> **THE RECORDS**
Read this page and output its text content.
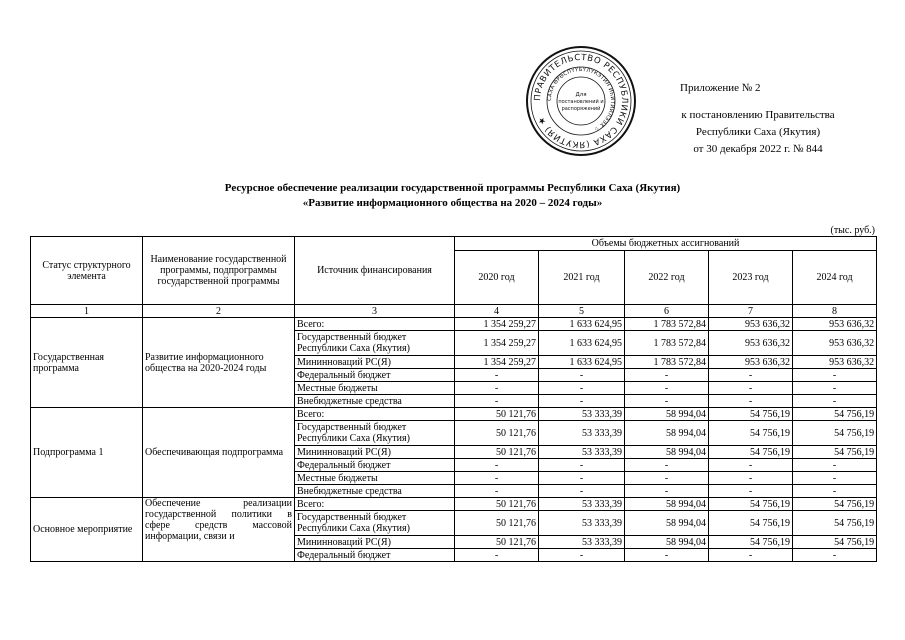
ПРАВИТЕЛЬСТВО РЕСПУБЛИКИ САХА (ЯКУТИЯ) ★
САХА ӨРӨСПҮҮБҮЛҮКЭТИН ИҺИТИИЛЭЭХ ☆
Для
постановлений и
распоряжений
Приложение № 2
к постановлению Правительства
Республики Саха (Якутия)
от 30 декабря 2022 г. № 844
Ресурсное обеспечение реализации государственной программы Республики Саха (Якутия)
«Развитие информационного общества на 2020 – 2024 годы»
(тыс. руб.)
Статус структурного элемента	Наименование государственной программы, подпрограммы государственной программы	Источник финансирования	Объемы бюджетных ассигнований				
			2020 год	2021 год	2022 год	2023 год	2024 год
1	2	3	4	5	6	7	8
Государственная программа	Развитие информационного общества на 2020-2024 годы	Всего:	1 354 259,27	1 633 624,95	1 783 572,84	953 636,32	953 636,32
		Государственный бюджет Республики Саха (Якутия)	1 354 259,27	1 633 624,95	1 783 572,84	953 636,32	953 636,32
		Мининноваций РС(Я)	1 354 259,27	1 633 624,95	1 783 572,84	953 636,32	953 636,32
		Федеральный бюджет	-	-	-	-	-
		Местные бюджеты	-	-	-	-	-
		Внебюджетные средства	-	-	-	-	-
Подпрограмма 1	Обеспечивающая подпрограмма	Всего:	50 121,76	53 333,39	58 994,04	54 756,19	54 756,19
		Государственный бюджет Республики Саха (Якутия)	50 121,76	53 333,39	58 994,04	54 756,19	54 756,19
		Мининноваций РС(Я)	50 121,76	53 333,39	58 994,04	54 756,19	54 756,19
		Федеральный бюджет	-	-	-	-	-
		Местные бюджеты	-	-	-	-	-
		Внебюджетные средства	-	-	-	-	-
Основное мероприятие	Обеспечение реализации государственной политики в сфере средств массовой информации, связи и	Всего:	50 121,76	53 333,39	58 994,04	54 756,19	54 756,19
		Государственный бюджет Республики Саха (Якутия)	50 121,76	53 333,39	58 994,04	54 756,19	54 756,19
		Мининноваций РС(Я)	50 121,76	53 333,39	58 994,04	54 756,19	54 756,19
		Федеральный бюджет	-	-	-	-	-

> **INSTRUCTIONS TO FOLLOW**
Without the pictures, extract every entry verbatim.

> **FINISHED EXERCISE**
Read this page and output its text content.
ПРАВИТЕЛЬСТВО РЕСПУБЛИКИ САХА (ЯКУТИЯ) ★
САХА ӨРӨСПҮҮБҮЛҮКЭТИН ИҺИТИИЛЭЭХ ☆
Для
постановлений и
распоряжений
Приложение № 2
к постановлению Правительства
Республики Саха (Якутия)
от 30 декабря 2022 г. № 844
Ресурсное обеспечение реализации государственной программы Республики Саха (Якутия)
«Развитие информационного общества на 2020 – 2024 годы»
(тыс. руб.)
Статус структурного элемента	Наименование государственной программы, подпрограммы государственной программы	Источник финансирования	Объемы бюджетных ассигнований				
			2020 год	2021 год	2022 год	2023 год	2024 год
1	2	3	4	5	6	7	8
Государственная программа	Развитие информационного общества на 2020-2024 годы	Всего:	1 354 259,27	1 633 624,95	1 783 572,84	953 636,32	953 636,32
		Государственный бюджет Республики Саха (Якутия)	1 354 259,27	1 633 624,95	1 783 572,84	953 636,32	953 636,32
		Мининноваций РС(Я)	1 354 259,27	1 633 624,95	1 783 572,84	953 636,32	953 636,32
		Федеральный бюджет	-	-	-	-	-
		Местные бюджеты	-	-	-	-	-
		Внебюджетные средства	-	-	-	-	-
Подпрограмма 1	Обеспечивающая подпрограмма	Всего:	50 121,76	53 333,39	58 994,04	54 756,19	54 756,19
		Государственный бюджет Республики Саха (Якутия)	50 121,76	53 333,39	58 994,04	54 756,19	54 756,19
		Мининноваций РС(Я)	50 121,76	53 333,39	58 994,04	54 756,19	54 756,19
		Федеральный бюджет	-	-	-	-	-
		Местные бюджеты	-	-	-	-	-
		Внебюджетные средства	-	-	-	-	-
Основное мероприятие	Обеспечение реализации государственной политики в сфере средств массовой информации, связи и	Всего:	50 121,76	53 333,39	58 994,04	54 756,19	54 756,19
		Государственный бюджет Республики Саха (Якутия)	50 121,76	53 333,39	58 994,04	54 756,19	54 756,19
		Мининноваций РС(Я)	50 121,76	53 333,39	58 994,04	54 756,19	54 756,19
		Федеральный бюджет	-	-	-	-	-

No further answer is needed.